### [Problem statement]
Read the records below. Copy each line where the string "type" occurs.

### [Dataset records]
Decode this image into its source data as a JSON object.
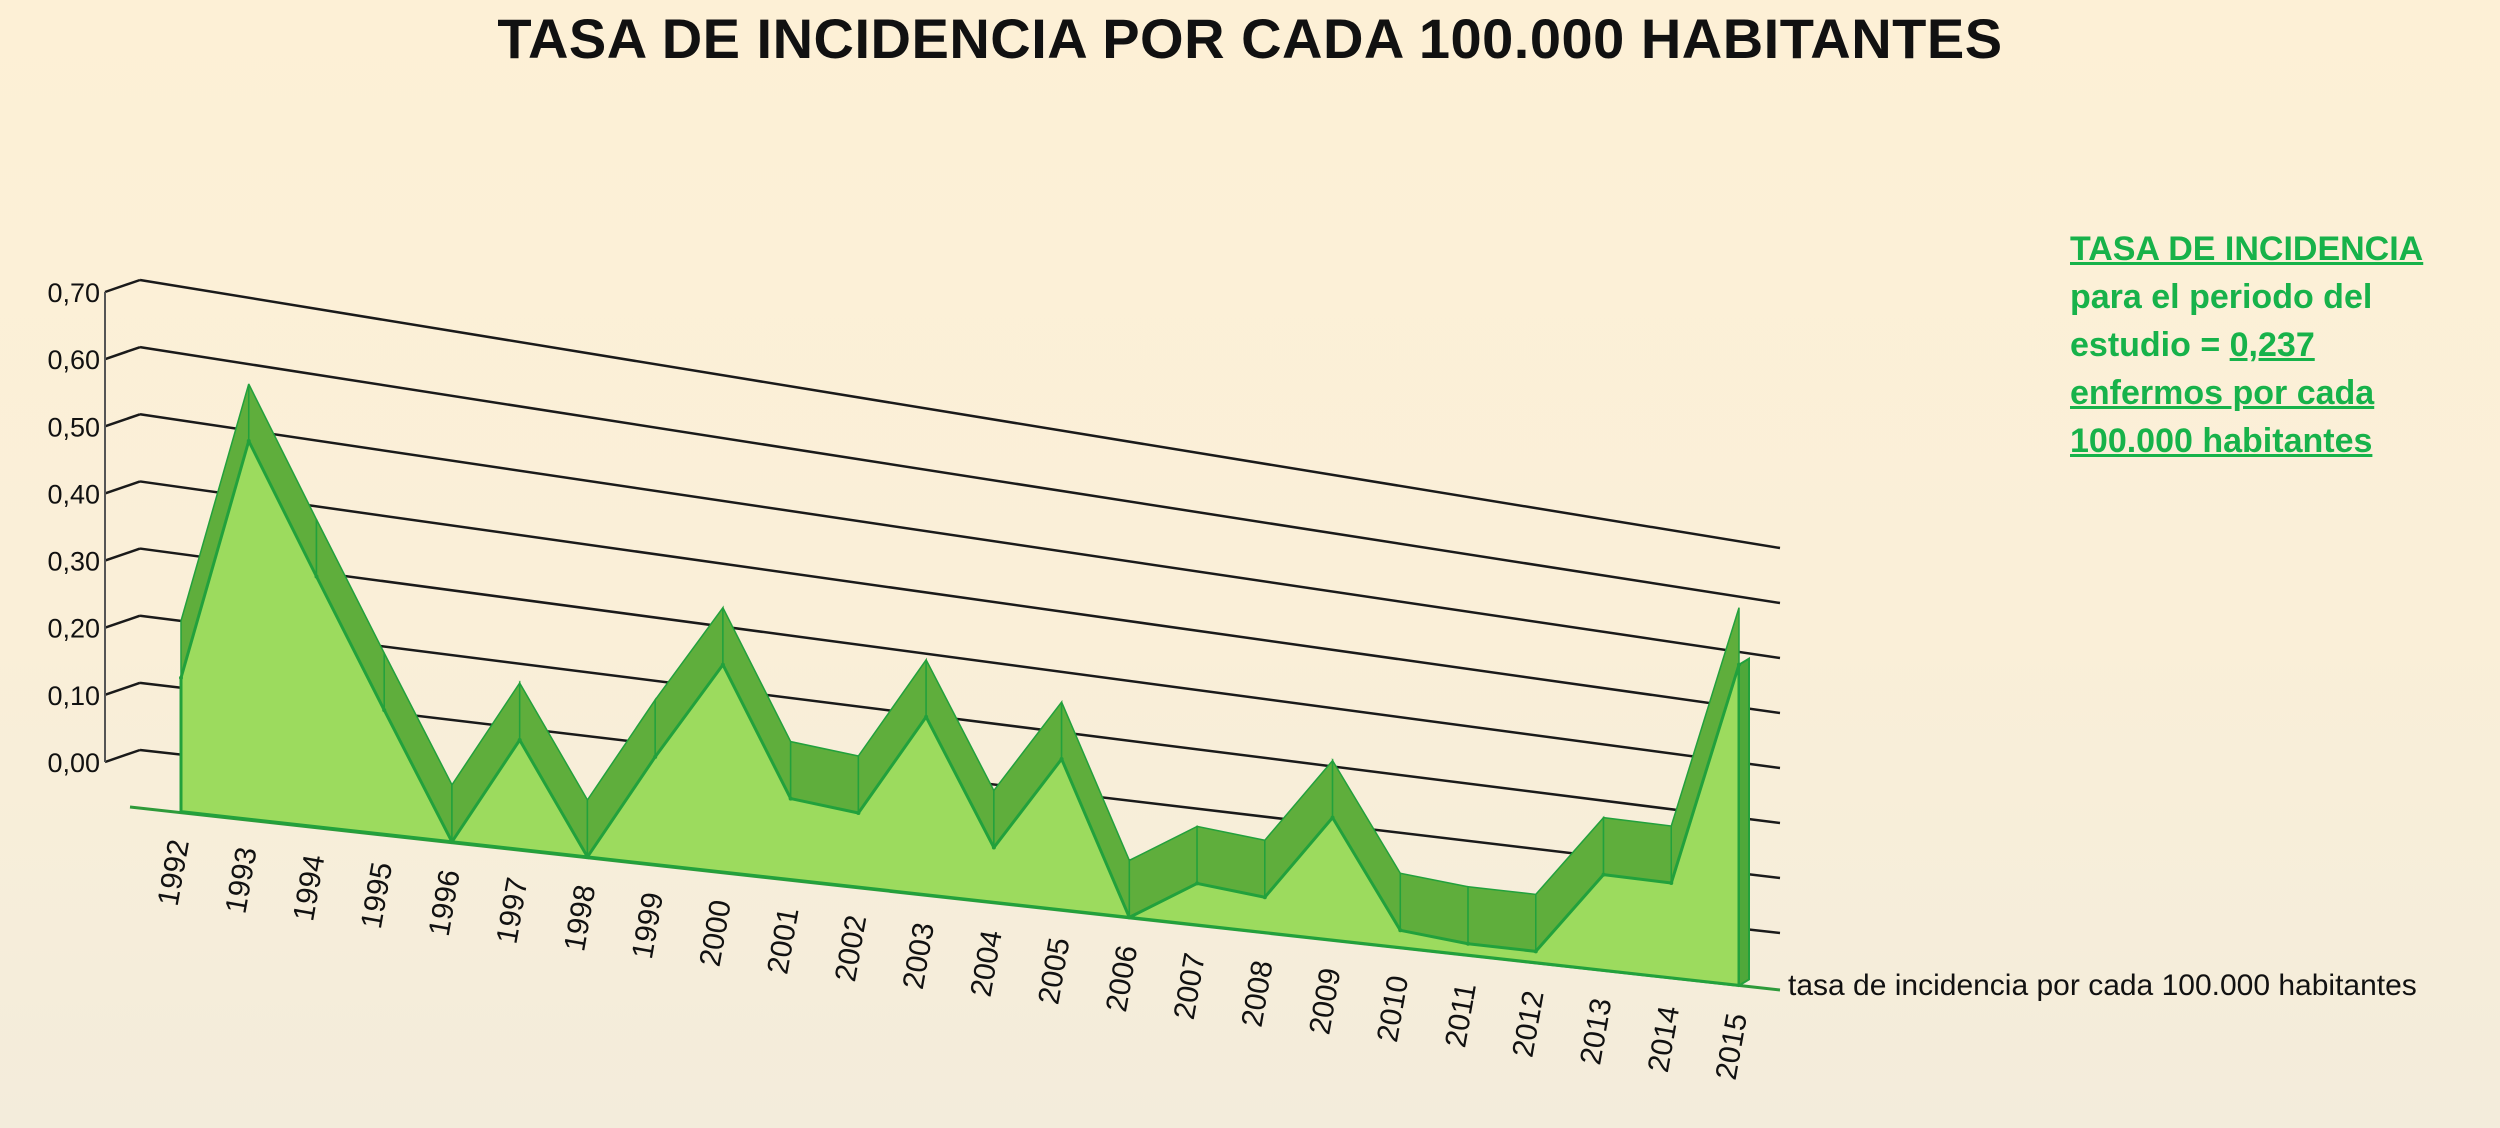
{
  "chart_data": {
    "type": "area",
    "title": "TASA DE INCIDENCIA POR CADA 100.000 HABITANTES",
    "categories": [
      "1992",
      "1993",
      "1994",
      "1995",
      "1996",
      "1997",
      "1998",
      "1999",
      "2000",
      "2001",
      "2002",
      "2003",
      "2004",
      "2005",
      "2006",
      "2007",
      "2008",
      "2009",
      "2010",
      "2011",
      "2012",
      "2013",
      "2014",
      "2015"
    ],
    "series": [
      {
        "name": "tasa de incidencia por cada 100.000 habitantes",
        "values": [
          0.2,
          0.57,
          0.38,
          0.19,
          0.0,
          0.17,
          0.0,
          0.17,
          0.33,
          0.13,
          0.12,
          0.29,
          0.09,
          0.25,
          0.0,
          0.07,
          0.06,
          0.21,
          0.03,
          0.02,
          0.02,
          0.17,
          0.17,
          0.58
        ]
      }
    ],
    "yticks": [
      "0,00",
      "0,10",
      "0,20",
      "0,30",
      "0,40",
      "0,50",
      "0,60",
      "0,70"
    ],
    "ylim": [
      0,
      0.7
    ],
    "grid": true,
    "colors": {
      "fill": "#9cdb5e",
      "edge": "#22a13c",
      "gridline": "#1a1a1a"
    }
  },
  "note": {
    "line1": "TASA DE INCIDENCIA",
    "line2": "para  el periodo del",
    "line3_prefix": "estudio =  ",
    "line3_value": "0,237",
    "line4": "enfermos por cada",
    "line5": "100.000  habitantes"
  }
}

* * *

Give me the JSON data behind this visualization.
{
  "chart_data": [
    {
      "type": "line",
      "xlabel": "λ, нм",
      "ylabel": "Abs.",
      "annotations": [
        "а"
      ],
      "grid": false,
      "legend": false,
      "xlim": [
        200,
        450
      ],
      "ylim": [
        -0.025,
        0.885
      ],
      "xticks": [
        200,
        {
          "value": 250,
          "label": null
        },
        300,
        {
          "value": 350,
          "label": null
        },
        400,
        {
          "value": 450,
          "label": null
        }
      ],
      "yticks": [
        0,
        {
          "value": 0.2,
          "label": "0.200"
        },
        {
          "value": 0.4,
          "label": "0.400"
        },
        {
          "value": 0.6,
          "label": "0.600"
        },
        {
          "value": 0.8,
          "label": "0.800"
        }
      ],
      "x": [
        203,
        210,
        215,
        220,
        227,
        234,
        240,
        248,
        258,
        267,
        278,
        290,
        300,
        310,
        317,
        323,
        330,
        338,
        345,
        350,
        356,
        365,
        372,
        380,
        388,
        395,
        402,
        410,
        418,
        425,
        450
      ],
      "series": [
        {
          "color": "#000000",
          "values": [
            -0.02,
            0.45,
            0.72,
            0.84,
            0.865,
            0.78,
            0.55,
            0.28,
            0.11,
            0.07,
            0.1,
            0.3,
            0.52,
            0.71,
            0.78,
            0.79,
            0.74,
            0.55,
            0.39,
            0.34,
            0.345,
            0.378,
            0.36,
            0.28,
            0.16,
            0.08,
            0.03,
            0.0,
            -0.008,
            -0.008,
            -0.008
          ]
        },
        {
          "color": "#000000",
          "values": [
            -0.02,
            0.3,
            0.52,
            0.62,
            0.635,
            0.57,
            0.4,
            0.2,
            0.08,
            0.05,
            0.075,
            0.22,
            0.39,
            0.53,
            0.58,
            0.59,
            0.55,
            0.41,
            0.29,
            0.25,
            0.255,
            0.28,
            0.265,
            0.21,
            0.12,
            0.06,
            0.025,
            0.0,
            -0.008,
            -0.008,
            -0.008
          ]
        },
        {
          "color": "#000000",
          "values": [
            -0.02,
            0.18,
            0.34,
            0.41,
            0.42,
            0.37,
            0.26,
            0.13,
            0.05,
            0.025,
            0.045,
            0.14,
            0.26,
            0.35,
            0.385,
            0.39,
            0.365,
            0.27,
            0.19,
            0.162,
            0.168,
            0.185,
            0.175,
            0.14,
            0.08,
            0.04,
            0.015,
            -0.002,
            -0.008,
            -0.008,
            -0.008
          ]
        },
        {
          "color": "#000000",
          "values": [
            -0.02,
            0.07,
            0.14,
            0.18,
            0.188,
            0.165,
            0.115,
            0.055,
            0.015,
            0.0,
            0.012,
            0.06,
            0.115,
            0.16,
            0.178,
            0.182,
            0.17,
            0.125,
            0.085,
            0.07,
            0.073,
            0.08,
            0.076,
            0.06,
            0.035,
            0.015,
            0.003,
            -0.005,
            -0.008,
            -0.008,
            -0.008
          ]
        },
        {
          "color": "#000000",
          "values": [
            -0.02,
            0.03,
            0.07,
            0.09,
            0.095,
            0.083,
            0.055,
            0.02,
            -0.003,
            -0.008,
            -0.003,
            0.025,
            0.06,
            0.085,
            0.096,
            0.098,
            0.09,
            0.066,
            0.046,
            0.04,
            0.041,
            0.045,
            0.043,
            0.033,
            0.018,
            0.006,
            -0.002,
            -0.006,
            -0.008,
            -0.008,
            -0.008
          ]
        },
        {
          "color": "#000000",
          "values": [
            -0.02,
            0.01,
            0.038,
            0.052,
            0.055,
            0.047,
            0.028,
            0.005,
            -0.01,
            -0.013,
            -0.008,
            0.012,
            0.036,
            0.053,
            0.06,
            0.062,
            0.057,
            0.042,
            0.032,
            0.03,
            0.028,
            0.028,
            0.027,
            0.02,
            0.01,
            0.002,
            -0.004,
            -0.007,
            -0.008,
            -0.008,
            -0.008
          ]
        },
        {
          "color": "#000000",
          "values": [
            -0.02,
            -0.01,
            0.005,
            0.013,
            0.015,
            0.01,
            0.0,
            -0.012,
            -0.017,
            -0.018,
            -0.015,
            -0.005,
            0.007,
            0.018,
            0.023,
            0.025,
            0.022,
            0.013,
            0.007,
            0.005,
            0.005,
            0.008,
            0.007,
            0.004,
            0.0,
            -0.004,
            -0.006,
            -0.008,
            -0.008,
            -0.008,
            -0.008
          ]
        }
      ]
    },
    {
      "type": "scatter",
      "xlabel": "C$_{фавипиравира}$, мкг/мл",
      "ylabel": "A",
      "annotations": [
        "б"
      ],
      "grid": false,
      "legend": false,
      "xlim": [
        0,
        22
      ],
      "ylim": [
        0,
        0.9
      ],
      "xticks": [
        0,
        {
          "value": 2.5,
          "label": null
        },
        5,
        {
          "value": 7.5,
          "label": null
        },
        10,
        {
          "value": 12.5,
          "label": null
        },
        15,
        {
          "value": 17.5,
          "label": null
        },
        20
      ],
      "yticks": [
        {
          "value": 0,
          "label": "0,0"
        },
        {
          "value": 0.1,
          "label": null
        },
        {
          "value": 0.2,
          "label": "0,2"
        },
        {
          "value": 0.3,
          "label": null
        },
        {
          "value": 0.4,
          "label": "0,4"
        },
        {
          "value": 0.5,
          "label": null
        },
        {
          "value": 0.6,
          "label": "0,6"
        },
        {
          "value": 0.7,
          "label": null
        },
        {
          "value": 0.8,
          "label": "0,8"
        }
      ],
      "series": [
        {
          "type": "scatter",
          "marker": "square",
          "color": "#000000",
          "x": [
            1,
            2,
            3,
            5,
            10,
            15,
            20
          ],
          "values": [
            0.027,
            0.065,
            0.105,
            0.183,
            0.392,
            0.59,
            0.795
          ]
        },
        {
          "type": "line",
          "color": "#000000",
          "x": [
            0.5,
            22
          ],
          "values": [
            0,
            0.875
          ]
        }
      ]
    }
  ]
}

### [Answer in full]
    "type": "area",
      "type": "line",
      "type": "scatter",
          "type": "scatter",
          "type": "line",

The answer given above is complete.